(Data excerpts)
________

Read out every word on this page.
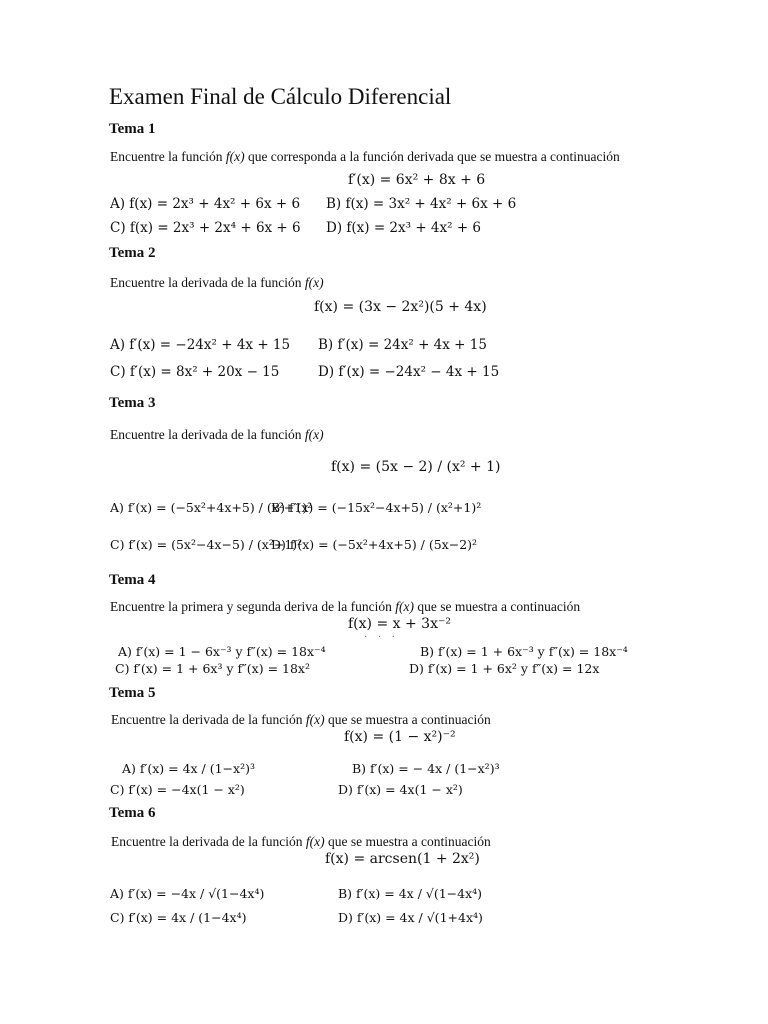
Examen Final de Cálculo Diferencial
Tema 1
Encuentre la función f(x) que corresponda a la función derivada que se muestra a continuación
f′(x) = 6x² + 8x + 6
A) f(x) = 2x³ + 4x² + 6x + 6 B) f(x) = 3x² + 4x² + 6x + 6
C) f(x) = 2x³ + 2x⁴ + 6x + 6 D) f(x) = 2x³ + 4x² + 6
Tema 2
Encuentre la derivada de la función f(x)
f(x) = (3x − 2x²)(5 + 4x)
A) f′(x) = −24x² + 4x + 15 B) f′(x) = 24x² + 4x + 15
C) f′(x) = 8x² + 20x − 15	D) f′(x) = −24x² − 4x + 15
Tema 3
Encuentre la derivada de la función f(x)
f(x) = (5x − 2) / (x² + 1)
A) f′(x) = (−5x²+4x+5) / (x²+1)²
B) f′(x) = (−15x²−4x+5) / (x²+1)²
C) f′(x) = (5x²−4x−5) / (x²+1)²
D) f′(x) = (−5x²+4x+5) / (5x−2)²
Tema 4
Encuentre la primera y segunda deriva de la función f(x) que se muestra a continuación
f(x) = x + 3x⁻²
· · ·
A) f′(x) = 1 − 6x⁻³ y f″(x) = 18x⁻⁴	B) f′(x) = 1 + 6x⁻³ y f″(x) = 18x⁻⁴
C) f′(x) = 1 + 6x³ y f″(x) = 18x²	D) f′(x) = 1 + 6x² y f″(x) = 12x
Tema 5
Encuentre la derivada de la función f(x) que se muestra a continuación
f(x) = (1 − x²)⁻²
A) f′(x) = 4x / (1−x²)³	B) f′(x) = − 4x / (1−x²)³
C) f′(x) = −4x(1 − x²)	D) f′(x) = 4x(1 − x²)
Tema 6
Encuentre la derivada de la función f(x) que se muestra a continuación
f(x) = arcsen(1 + 2x²)
A) f′(x) = −4x / √(1−4x⁴)	B) f′(x) = 4x / √(1−4x⁴)
C) f′(x) = 4x / (1−4x⁴)	D) f′(x) = 4x / √(1+4x⁴)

________

Set exercise >> Pull out every line holding "muestra" from the records above, and copy it.

Exercise solution >>
Encuentre la función f(x) que corresponda a la función derivada que se muestra a continuación
Encuentre la primera y segunda deriva de la función f(x) que se muestra a continuación
Encuentre la derivada de la función f(x) que se muestra a continuación
Encuentre la derivada de la función f(x) que se muestra a continuación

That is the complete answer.